** Set problem **
Pull out every line with the word "ProposalCentral".

** Supplied data **
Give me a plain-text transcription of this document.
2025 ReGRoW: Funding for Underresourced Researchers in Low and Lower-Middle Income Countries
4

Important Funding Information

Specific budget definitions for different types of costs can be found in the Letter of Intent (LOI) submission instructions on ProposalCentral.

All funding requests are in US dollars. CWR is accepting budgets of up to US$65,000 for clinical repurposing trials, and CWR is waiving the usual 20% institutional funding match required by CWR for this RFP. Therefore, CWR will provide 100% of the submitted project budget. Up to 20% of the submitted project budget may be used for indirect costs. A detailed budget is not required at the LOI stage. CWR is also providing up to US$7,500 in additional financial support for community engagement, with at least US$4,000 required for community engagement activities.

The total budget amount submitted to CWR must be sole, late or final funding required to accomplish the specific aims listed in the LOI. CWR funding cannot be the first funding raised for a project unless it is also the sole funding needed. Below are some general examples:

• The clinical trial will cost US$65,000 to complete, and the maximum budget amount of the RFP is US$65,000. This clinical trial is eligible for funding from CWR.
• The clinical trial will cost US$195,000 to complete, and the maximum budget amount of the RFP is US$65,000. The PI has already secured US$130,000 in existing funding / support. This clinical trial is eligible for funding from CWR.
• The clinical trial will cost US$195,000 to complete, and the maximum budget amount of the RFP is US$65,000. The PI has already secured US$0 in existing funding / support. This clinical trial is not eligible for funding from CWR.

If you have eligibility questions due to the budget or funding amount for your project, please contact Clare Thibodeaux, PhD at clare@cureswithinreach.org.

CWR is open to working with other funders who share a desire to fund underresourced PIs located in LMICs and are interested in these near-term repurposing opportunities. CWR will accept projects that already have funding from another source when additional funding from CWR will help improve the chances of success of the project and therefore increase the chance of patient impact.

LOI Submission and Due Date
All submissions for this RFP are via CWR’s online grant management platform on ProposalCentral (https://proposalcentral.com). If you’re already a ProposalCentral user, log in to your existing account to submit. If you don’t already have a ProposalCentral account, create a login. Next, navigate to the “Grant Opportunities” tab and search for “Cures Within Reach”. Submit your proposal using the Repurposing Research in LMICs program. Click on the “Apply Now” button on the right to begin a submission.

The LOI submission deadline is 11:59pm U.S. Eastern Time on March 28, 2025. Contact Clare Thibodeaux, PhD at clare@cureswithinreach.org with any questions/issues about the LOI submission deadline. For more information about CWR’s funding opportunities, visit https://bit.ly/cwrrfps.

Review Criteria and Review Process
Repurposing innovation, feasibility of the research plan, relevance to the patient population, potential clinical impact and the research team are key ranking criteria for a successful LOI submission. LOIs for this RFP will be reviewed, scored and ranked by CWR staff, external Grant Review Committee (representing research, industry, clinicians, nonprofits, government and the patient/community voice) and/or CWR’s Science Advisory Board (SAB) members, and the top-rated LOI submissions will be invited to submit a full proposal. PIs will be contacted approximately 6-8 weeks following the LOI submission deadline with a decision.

---

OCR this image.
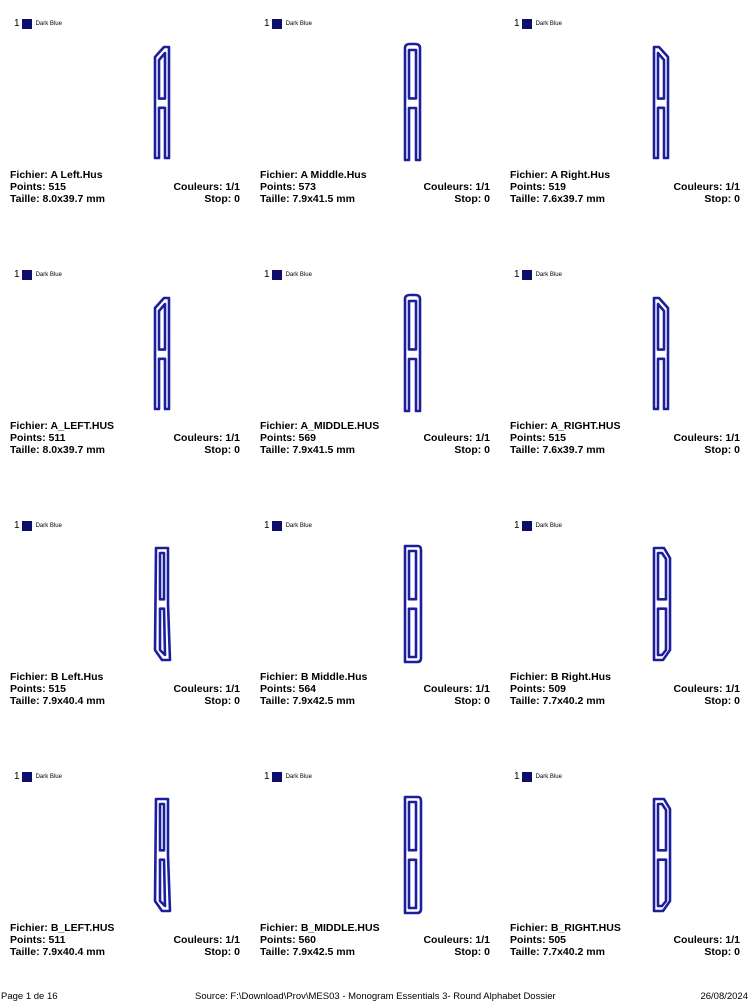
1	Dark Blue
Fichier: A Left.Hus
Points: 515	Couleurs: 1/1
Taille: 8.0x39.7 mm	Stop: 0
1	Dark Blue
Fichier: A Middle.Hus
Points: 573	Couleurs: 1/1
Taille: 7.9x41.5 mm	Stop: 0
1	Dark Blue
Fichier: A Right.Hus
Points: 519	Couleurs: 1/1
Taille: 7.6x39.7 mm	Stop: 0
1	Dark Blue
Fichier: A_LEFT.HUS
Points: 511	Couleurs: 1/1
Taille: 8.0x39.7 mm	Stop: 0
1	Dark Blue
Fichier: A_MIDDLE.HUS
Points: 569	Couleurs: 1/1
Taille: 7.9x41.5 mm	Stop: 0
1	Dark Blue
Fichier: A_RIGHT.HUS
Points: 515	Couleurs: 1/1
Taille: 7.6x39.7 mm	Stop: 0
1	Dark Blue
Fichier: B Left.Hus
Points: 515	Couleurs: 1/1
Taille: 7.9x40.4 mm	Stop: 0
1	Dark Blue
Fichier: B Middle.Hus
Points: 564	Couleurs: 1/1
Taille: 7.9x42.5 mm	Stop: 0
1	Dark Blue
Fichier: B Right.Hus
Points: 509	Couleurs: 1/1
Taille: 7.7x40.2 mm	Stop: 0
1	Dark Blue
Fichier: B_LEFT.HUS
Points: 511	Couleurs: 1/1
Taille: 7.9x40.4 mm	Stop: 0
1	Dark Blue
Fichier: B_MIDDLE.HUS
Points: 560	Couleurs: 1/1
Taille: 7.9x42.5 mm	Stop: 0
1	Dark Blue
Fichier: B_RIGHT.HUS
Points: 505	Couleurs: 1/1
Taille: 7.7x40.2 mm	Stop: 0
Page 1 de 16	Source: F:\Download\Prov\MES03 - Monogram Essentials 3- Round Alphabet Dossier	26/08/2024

---

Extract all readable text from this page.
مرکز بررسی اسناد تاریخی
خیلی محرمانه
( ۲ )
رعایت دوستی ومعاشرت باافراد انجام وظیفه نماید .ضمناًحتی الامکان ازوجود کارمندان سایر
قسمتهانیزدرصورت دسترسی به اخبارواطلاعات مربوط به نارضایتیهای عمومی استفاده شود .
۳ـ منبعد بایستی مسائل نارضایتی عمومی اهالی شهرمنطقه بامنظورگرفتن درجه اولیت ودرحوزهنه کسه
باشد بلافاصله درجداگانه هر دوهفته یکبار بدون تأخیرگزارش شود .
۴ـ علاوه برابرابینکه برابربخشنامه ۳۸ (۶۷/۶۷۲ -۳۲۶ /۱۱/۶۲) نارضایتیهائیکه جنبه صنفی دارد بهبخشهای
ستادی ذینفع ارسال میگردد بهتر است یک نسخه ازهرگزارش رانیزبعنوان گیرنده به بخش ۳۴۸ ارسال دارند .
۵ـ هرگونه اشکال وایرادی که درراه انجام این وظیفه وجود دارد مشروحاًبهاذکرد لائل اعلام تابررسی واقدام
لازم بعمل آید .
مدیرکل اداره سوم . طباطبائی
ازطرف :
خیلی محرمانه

** Solution **
Specific budget definitions for different types of costs can be found in the Letter of Intent (LOI) submission instructions on ProposalCentral.
All submissions for this RFP are via CWR’s online grant management platform on ProposalCentral (https://proposalcentral.com). If you’re already a ProposalCentral user, log in to your existing account to submit. If you don’t already have a ProposalCentral account, create a login. Next, navigate to the “Grant Opportunities” tab and search for “Cures Within Reach”. Submit your proposal using the Repurposing Research in LMICs program. Click on the “Apply Now” button on the right to begin a submission.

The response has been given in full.